| Records from a data collection |
────
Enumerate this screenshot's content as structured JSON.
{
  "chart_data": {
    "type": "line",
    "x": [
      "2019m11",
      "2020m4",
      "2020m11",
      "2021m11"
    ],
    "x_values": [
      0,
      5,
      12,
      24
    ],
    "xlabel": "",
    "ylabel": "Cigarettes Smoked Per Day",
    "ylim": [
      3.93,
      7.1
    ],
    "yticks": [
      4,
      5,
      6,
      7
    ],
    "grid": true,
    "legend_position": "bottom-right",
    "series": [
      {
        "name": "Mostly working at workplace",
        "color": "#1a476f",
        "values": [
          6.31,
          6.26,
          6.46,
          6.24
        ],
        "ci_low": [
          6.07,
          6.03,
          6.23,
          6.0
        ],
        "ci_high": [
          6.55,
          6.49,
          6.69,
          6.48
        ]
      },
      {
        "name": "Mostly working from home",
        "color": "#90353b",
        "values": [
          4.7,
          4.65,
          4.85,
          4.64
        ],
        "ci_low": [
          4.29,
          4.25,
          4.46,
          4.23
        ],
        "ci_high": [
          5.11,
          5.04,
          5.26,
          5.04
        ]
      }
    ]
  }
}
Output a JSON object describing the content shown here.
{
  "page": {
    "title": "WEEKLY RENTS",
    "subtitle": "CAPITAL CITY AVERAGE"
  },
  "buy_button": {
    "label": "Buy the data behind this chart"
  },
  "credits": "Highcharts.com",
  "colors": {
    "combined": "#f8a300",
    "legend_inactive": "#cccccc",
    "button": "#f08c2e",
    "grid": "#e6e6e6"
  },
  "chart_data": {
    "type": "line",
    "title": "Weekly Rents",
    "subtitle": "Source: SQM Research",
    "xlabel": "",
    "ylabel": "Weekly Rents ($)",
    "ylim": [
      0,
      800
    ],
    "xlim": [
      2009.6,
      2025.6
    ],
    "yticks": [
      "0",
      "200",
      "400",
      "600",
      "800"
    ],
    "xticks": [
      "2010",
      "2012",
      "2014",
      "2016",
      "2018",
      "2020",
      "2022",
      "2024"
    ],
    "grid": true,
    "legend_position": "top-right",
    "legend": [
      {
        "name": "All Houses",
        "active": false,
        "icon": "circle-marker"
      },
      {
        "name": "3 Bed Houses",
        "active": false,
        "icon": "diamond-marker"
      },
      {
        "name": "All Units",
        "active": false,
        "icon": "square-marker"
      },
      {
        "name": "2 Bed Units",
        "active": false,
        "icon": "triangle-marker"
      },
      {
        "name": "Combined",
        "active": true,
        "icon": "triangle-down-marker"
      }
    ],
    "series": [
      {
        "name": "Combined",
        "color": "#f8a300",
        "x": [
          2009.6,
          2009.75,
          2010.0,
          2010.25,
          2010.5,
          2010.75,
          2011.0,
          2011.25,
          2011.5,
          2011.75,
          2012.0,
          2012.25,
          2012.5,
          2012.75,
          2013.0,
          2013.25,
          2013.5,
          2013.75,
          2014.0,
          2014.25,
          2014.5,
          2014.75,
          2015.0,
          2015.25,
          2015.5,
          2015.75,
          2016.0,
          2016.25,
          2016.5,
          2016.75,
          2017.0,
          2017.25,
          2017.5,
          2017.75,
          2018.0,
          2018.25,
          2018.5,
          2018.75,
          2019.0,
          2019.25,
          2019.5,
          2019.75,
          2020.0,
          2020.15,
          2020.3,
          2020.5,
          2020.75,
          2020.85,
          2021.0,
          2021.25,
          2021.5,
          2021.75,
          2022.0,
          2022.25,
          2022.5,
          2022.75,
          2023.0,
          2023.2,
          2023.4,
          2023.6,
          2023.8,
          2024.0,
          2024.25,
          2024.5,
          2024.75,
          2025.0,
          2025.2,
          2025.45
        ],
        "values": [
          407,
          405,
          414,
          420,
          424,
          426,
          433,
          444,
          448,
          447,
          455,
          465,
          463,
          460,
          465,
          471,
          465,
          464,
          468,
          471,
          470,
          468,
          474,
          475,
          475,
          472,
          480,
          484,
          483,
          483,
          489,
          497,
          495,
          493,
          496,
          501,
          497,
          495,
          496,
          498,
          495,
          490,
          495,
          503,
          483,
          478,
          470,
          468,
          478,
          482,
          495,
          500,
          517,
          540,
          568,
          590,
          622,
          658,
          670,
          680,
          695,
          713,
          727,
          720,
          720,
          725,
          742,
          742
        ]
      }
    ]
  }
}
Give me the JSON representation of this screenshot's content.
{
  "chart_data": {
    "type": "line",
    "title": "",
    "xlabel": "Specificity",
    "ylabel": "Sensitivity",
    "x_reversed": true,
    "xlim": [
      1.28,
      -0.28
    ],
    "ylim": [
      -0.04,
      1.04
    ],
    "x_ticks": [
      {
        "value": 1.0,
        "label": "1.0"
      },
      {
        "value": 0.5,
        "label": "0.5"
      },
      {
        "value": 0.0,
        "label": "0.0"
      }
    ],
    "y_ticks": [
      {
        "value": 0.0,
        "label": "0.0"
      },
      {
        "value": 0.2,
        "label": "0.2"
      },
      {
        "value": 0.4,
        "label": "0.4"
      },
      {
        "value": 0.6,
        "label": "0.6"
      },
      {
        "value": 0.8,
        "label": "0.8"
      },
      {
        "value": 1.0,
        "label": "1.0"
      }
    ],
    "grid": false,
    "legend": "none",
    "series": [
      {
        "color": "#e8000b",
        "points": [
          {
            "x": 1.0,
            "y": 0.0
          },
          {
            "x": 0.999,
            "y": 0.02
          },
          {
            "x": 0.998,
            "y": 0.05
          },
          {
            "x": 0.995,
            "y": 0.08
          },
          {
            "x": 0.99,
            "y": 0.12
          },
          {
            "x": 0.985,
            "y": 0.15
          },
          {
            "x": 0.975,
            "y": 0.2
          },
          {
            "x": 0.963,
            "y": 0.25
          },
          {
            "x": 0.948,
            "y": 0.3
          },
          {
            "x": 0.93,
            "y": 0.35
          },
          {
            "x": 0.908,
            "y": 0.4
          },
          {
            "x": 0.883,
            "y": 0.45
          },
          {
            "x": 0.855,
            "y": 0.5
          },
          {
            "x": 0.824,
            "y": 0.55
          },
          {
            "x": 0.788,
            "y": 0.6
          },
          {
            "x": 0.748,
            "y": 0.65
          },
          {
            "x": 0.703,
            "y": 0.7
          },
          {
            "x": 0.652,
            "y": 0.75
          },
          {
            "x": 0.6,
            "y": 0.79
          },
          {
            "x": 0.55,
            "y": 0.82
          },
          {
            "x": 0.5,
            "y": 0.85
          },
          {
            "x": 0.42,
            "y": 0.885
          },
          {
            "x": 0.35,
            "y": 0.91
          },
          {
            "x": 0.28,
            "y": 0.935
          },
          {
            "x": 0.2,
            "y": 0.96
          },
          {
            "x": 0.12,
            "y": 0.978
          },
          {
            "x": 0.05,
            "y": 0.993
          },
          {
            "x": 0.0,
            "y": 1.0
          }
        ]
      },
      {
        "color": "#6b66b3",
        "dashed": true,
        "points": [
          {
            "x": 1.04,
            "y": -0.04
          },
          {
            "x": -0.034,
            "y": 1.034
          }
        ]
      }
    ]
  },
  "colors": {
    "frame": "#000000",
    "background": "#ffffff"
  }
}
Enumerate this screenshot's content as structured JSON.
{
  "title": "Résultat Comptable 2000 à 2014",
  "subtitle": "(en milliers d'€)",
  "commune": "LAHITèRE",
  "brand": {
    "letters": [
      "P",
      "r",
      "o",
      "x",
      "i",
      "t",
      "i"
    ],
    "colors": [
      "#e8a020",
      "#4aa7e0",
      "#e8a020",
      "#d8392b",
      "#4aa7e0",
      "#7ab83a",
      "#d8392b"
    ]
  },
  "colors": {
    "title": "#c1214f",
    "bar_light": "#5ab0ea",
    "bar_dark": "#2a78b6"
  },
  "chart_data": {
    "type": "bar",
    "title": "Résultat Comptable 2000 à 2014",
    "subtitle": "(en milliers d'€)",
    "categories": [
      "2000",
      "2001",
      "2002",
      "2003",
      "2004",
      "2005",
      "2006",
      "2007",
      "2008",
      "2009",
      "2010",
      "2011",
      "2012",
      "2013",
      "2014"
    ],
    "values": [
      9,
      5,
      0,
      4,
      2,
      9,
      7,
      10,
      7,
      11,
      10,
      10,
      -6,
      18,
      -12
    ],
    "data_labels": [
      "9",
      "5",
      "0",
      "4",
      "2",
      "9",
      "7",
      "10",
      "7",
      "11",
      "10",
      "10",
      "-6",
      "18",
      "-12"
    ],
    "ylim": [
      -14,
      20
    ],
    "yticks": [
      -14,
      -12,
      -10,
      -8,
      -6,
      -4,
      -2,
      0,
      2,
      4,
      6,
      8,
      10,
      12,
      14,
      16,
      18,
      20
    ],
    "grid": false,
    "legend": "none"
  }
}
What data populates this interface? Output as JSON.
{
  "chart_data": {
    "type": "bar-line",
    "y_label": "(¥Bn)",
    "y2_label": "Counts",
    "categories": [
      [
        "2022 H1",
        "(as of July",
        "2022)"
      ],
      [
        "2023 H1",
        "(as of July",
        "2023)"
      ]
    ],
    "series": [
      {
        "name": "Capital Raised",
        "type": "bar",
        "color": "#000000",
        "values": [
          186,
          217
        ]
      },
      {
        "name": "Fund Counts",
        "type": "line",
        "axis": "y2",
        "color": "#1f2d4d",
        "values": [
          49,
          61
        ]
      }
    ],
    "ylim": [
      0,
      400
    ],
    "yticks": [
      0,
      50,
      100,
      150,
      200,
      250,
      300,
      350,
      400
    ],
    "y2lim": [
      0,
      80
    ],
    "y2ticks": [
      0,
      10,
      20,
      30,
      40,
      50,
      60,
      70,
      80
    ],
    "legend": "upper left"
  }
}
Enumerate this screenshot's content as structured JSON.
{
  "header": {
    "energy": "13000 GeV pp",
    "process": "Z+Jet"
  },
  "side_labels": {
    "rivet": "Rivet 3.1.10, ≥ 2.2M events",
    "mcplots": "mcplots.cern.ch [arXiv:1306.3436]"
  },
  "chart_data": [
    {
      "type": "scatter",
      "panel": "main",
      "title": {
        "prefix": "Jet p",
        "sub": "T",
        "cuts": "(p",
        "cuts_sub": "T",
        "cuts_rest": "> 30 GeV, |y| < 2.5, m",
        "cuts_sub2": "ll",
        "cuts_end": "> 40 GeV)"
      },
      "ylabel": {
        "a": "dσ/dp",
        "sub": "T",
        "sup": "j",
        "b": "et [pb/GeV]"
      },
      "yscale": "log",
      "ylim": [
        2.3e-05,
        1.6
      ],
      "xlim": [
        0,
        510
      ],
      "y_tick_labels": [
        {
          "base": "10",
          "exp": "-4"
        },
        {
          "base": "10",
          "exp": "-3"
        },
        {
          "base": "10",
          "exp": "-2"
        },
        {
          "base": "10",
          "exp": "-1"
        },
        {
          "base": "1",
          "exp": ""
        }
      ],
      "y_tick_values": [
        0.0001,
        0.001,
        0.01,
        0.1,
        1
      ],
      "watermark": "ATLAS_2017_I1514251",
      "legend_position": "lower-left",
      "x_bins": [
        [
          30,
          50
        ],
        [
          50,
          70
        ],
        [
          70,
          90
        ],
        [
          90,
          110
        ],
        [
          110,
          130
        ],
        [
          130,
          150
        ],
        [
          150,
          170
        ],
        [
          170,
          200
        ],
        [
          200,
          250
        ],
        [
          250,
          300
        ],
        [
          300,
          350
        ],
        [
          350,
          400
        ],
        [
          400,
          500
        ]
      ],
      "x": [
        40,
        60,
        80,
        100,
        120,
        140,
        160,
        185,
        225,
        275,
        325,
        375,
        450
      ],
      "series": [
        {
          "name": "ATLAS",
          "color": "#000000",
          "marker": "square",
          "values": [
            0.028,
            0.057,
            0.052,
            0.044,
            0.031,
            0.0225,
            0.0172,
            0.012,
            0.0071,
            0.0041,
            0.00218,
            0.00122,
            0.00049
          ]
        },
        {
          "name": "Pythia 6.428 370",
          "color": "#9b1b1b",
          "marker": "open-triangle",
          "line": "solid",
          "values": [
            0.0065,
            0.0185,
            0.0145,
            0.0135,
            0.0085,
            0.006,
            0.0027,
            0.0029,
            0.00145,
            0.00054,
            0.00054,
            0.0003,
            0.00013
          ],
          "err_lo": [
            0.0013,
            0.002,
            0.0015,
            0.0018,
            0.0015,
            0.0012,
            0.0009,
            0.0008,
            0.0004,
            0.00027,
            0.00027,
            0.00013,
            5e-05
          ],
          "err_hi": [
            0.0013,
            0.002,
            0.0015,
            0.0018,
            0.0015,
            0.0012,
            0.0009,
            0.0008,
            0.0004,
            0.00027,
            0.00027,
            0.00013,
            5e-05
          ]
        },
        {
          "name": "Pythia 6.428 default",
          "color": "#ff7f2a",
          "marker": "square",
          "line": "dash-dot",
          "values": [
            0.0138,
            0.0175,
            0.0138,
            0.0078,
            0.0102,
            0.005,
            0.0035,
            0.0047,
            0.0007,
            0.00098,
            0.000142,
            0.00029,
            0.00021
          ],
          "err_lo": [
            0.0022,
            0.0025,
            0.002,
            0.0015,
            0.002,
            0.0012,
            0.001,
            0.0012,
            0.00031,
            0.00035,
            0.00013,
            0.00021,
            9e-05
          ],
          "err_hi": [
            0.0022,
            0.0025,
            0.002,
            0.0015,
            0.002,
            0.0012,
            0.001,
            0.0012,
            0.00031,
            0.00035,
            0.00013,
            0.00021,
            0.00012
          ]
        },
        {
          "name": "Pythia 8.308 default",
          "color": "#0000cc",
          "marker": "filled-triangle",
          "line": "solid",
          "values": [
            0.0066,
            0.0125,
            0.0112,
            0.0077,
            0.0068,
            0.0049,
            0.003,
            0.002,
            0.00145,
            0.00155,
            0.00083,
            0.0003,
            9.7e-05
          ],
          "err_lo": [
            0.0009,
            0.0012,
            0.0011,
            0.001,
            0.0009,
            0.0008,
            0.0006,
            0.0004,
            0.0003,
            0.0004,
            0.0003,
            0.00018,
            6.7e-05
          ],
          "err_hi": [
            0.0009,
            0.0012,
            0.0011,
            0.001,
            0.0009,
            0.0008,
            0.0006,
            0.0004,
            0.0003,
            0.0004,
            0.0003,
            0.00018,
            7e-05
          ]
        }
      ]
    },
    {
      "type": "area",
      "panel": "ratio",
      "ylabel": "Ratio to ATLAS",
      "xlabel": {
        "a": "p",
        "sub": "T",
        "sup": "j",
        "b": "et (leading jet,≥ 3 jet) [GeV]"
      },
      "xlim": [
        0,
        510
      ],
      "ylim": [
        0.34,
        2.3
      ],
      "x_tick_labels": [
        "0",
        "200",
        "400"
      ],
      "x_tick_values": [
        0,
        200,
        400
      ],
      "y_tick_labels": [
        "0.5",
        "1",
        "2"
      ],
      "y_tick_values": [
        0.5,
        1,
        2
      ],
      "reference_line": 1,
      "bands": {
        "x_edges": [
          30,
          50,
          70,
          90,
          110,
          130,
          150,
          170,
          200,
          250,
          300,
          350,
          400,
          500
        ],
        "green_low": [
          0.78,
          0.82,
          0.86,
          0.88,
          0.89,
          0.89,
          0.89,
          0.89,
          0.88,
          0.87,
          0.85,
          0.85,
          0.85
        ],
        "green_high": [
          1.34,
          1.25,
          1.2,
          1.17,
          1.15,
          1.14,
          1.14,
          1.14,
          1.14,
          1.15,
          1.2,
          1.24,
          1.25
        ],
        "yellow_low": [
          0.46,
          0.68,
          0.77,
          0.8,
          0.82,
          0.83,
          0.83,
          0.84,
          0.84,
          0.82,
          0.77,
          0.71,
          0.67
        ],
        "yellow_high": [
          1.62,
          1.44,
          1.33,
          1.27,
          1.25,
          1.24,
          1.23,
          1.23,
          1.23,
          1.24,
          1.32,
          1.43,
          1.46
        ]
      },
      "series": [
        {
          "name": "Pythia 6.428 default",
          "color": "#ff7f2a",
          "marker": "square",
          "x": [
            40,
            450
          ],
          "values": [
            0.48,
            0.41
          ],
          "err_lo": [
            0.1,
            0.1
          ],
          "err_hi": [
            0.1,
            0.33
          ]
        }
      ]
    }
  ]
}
────
| Given problem |
Tell how many lines of the data include the word "type", and nothing else.

| Solution to the exercise |
9